▶ [EXERCISE BRIEF]
Tally every line featuring "value", then give that tally alone.

▶ [DATA SECTION]
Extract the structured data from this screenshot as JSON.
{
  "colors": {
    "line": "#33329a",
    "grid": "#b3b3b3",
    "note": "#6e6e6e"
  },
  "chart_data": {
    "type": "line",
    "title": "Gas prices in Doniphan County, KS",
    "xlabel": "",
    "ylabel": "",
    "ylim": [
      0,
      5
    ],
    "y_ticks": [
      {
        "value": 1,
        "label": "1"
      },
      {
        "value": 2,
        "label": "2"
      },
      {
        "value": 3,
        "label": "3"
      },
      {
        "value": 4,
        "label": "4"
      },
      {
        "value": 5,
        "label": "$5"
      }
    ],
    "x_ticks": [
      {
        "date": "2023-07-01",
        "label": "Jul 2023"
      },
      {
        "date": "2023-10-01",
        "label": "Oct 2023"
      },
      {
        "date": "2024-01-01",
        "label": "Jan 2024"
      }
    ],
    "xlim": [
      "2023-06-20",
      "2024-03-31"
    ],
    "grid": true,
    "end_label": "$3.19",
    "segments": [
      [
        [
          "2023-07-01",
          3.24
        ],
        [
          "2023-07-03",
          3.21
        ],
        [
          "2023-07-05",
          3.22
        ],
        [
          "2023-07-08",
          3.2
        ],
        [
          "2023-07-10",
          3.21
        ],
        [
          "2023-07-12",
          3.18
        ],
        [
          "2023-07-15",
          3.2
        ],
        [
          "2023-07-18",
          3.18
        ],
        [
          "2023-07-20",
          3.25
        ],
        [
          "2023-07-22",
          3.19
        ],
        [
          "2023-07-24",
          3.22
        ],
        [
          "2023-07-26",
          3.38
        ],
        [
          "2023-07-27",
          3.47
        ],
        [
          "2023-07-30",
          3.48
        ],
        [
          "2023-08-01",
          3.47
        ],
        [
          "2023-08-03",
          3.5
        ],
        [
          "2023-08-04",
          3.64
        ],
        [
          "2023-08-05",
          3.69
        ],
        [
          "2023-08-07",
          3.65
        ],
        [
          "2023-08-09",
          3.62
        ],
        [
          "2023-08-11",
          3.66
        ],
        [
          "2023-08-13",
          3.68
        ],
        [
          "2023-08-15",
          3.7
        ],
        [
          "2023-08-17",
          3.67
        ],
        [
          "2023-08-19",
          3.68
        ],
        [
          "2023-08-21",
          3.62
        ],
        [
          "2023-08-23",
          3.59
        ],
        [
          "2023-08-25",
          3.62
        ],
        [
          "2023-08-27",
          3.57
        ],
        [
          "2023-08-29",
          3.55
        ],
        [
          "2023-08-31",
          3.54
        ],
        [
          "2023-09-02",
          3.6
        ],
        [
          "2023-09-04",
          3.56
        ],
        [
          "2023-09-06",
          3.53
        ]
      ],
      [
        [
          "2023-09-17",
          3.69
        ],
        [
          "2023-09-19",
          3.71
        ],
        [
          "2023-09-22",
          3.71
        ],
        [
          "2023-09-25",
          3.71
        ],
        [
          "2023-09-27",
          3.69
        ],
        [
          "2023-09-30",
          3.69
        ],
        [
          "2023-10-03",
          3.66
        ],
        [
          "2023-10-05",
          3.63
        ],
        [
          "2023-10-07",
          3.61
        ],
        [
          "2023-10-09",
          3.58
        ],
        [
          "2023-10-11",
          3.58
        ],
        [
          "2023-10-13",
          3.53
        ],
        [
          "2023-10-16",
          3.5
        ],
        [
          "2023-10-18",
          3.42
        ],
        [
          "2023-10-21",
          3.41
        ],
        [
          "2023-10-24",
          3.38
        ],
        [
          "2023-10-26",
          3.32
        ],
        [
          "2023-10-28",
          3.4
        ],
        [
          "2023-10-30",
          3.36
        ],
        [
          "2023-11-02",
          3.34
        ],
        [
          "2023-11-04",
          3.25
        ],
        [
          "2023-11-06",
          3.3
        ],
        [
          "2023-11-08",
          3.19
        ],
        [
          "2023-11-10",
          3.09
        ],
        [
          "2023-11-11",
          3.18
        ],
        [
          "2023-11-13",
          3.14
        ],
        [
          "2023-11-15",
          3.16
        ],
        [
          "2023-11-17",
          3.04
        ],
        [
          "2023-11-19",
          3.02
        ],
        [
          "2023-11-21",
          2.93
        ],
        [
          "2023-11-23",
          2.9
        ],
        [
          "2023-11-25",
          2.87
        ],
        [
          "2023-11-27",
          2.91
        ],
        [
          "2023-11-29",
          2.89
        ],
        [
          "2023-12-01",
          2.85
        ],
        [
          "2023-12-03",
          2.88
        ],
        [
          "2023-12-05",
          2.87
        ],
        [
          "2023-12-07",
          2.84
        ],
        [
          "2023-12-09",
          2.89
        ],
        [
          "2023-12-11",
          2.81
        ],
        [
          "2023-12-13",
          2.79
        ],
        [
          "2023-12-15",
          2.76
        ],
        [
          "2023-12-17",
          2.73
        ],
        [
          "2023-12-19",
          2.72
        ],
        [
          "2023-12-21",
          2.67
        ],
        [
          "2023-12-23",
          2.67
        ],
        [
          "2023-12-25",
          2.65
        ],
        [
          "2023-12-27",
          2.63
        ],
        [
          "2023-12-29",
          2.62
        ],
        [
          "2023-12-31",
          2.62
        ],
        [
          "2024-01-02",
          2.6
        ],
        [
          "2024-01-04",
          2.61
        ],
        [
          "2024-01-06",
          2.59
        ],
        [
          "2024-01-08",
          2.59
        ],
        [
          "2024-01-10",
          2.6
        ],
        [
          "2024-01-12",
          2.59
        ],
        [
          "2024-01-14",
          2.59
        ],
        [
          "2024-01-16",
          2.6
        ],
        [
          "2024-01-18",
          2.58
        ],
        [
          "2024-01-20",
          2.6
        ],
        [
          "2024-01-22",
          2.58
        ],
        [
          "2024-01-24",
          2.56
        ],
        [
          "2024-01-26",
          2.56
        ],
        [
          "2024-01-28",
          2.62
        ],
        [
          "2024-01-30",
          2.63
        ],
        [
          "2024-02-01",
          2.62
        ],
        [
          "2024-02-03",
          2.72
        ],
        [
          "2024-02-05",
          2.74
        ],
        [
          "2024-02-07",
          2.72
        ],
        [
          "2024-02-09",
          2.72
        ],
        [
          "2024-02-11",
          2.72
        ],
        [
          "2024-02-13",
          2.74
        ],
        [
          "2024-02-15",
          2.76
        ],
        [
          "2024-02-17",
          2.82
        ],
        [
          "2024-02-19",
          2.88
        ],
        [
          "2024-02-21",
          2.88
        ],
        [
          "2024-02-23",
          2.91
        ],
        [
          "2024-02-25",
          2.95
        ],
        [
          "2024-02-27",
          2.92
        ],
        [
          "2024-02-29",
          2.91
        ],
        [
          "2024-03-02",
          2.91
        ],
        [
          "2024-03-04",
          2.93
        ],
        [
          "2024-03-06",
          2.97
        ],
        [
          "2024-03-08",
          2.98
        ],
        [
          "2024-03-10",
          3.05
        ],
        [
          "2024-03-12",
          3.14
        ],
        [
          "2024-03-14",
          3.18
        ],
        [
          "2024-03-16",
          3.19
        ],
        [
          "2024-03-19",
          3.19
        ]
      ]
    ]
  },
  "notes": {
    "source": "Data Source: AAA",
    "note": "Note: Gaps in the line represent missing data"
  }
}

▶ [SOLUTION TO THIS EXERCISE]
5